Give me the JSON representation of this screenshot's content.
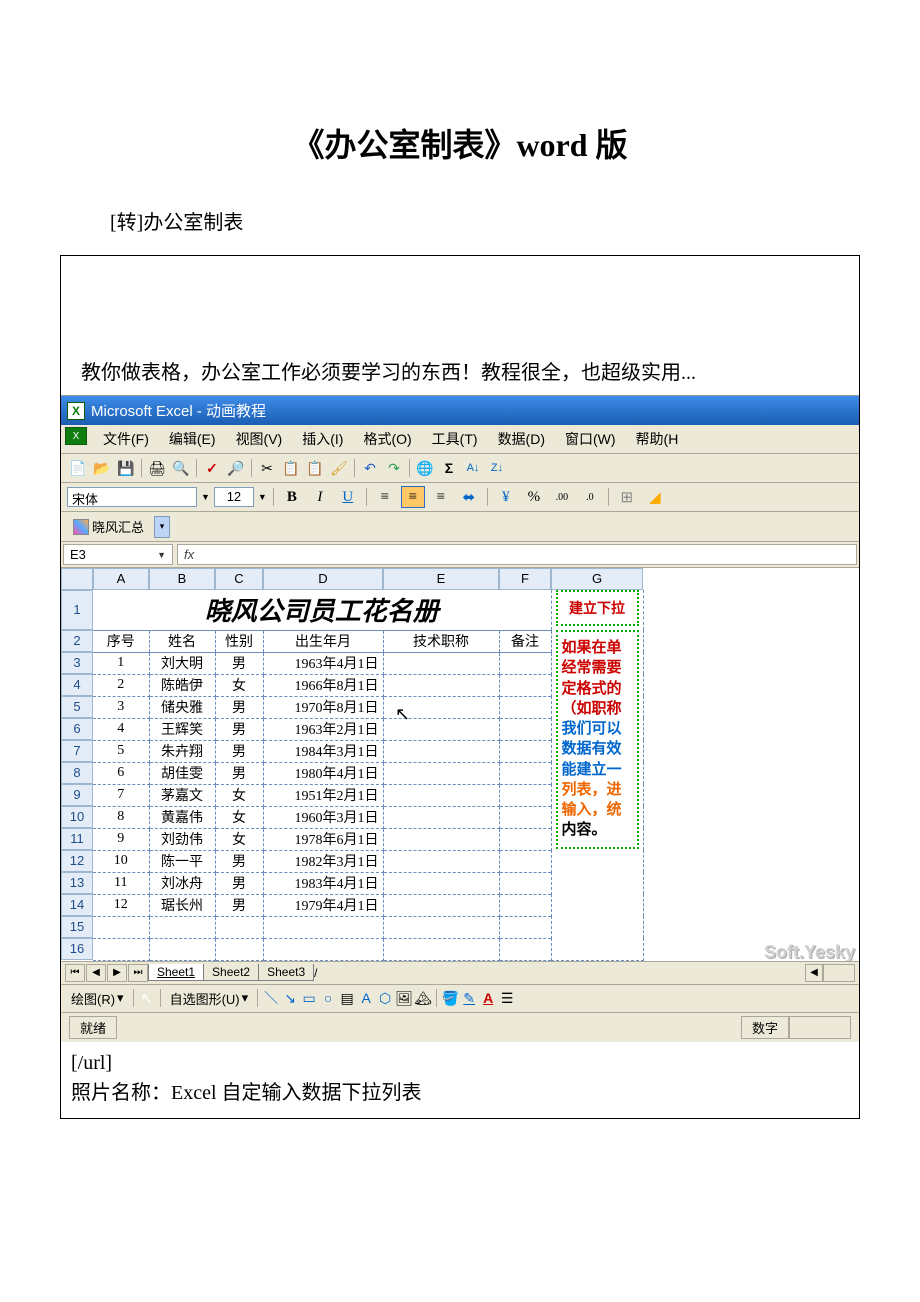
{
  "doc": {
    "title": "《办公室制表》word 版",
    "subtitle": "[转]办公室制表",
    "desc": "教你做表格，办公室工作必须要学习的东西！教程很全，也超级实用...",
    "post_url_tag": "[/url]",
    "post_caption": "照片名称：Excel 自定输入数据下拉列表"
  },
  "excel": {
    "title_prefix": "Microsoft Excel - ",
    "title_doc": "动画教程",
    "menus": [
      "文件(F)",
      "编辑(E)",
      "视图(V)",
      "插入(I)",
      "格式(O)",
      "工具(T)",
      "数据(D)",
      "窗口(W)",
      "帮助(H"
    ],
    "font_name": "宋体",
    "font_size": "12",
    "custom_btn": "晓风汇总",
    "namebox": "E3",
    "fx_label": "fx",
    "col_headers": [
      "A",
      "B",
      "C",
      "D",
      "E",
      "F",
      "G"
    ],
    "row_headers": [
      "1",
      "2",
      "3",
      "4",
      "5",
      "6",
      "7",
      "8",
      "9",
      "10",
      "11",
      "12",
      "13",
      "14",
      "15",
      "16"
    ],
    "big_title": "晓风公司员工花名册",
    "headers": [
      "序号",
      "姓名",
      "性别",
      "出生年月",
      "技术职称",
      "备注"
    ],
    "rows": [
      [
        "1",
        "刘大明",
        "男",
        "1963年4月1日",
        "",
        ""
      ],
      [
        "2",
        "陈皓伊",
        "女",
        "1966年8月1日",
        "",
        ""
      ],
      [
        "3",
        "储央雅",
        "男",
        "1970年8月1日",
        "",
        ""
      ],
      [
        "4",
        "王辉笑",
        "男",
        "1963年2月1日",
        "",
        ""
      ],
      [
        "5",
        "朱卉翔",
        "男",
        "1984年3月1日",
        "",
        ""
      ],
      [
        "6",
        "胡佳雯",
        "男",
        "1980年4月1日",
        "",
        ""
      ],
      [
        "7",
        "茅嘉文",
        "女",
        "1951年2月1日",
        "",
        ""
      ],
      [
        "8",
        "黄嘉伟",
        "女",
        "1960年3月1日",
        "",
        ""
      ],
      [
        "9",
        "刘劲伟",
        "女",
        "1978年6月1日",
        "",
        ""
      ],
      [
        "10",
        "陈一平",
        "男",
        "1982年3月1日",
        "",
        ""
      ],
      [
        "11",
        "刘冰舟",
        "男",
        "1983年4月1日",
        "",
        ""
      ],
      [
        "12",
        "琚长州",
        "男",
        "1979年4月1日",
        "",
        ""
      ]
    ],
    "side_title": "建立下拉",
    "side_lines": [
      "如果在单",
      "经常需要",
      "定格式的",
      "（如职称",
      "我们可以",
      "数据有效",
      "能建立一",
      "列表，进",
      "输入，统",
      "内容。"
    ],
    "sheets": [
      "Sheet1",
      "Sheet2",
      "Sheet3"
    ],
    "draw_label": "绘图(R)",
    "autoshape": "自选图形(U)",
    "status_ready": "就绪",
    "status_num": "数字",
    "watermark": "Soft.Yesky"
  }
}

════

Exercise:
Pictures stay out; reproduce every line of the records exactly.

Solution to this task:
Give me the JSON representation of this screenshot's content.
{
  "doc": {
    "title": "《办公室制表》word 版",
    "subtitle": "[转]办公室制表",
    "desc": "教你做表格，办公室工作必须要学习的东西！教程很全，也超级实用...",
    "post_url_tag": "[/url]",
    "post_caption": "照片名称：Excel 自定输入数据下拉列表"
  },
  "excel": {
    "title_prefix": "Microsoft Excel - ",
    "title_doc": "动画教程",
    "menus": [
      "文件(F)",
      "编辑(E)",
      "视图(V)",
      "插入(I)",
      "格式(O)",
      "工具(T)",
      "数据(D)",
      "窗口(W)",
      "帮助(H"
    ],
    "font_name": "宋体",
    "font_size": "12",
    "custom_btn": "晓风汇总",
    "namebox": "E3",
    "fx_label": "fx",
    "col_headers": [
      "A",
      "B",
      "C",
      "D",
      "E",
      "F",
      "G"
    ],
    "row_headers": [
      "1",
      "2",
      "3",
      "4",
      "5",
      "6",
      "7",
      "8",
      "9",
      "10",
      "11",
      "12",
      "13",
      "14",
      "15",
      "16"
    ],
    "big_title": "晓风公司员工花名册",
    "headers": [
      "序号",
      "姓名",
      "性别",
      "出生年月",
      "技术职称",
      "备注"
    ],
    "rows": [
      [
        "1",
        "刘大明",
        "男",
        "1963年4月1日",
        "",
        ""
      ],
      [
        "2",
        "陈皓伊",
        "女",
        "1966年8月1日",
        "",
        ""
      ],
      [
        "3",
        "储央雅",
        "男",
        "1970年8月1日",
        "",
        ""
      ],
      [
        "4",
        "王辉笑",
        "男",
        "1963年2月1日",
        "",
        ""
      ],
      [
        "5",
        "朱卉翔",
        "男",
        "1984年3月1日",
        "",
        ""
      ],
      [
        "6",
        "胡佳雯",
        "男",
        "1980年4月1日",
        "",
        ""
      ],
      [
        "7",
        "茅嘉文",
        "女",
        "1951年2月1日",
        "",
        ""
      ],
      [
        "8",
        "黄嘉伟",
        "女",
        "1960年3月1日",
        "",
        ""
      ],
      [
        "9",
        "刘劲伟",
        "女",
        "1978年6月1日",
        "",
        ""
      ],
      [
        "10",
        "陈一平",
        "男",
        "1982年3月1日",
        "",
        ""
      ],
      [
        "11",
        "刘冰舟",
        "男",
        "1983年4月1日",
        "",
        ""
      ],
      [
        "12",
        "琚长州",
        "男",
        "1979年4月1日",
        "",
        ""
      ]
    ],
    "side_title": "建立下拉",
    "side_lines": [
      "如果在单",
      "经常需要",
      "定格式的",
      "（如职称",
      "我们可以",
      "数据有效",
      "能建立一",
      "列表，进",
      "输入，统",
      "内容。"
    ],
    "sheets": [
      "Sheet1",
      "Sheet2",
      "Sheet3"
    ],
    "draw_label": "绘图(R)",
    "autoshape": "自选图形(U)",
    "status_ready": "就绪",
    "status_num": "数字",
    "watermark": "Soft.Yesky"
  }
}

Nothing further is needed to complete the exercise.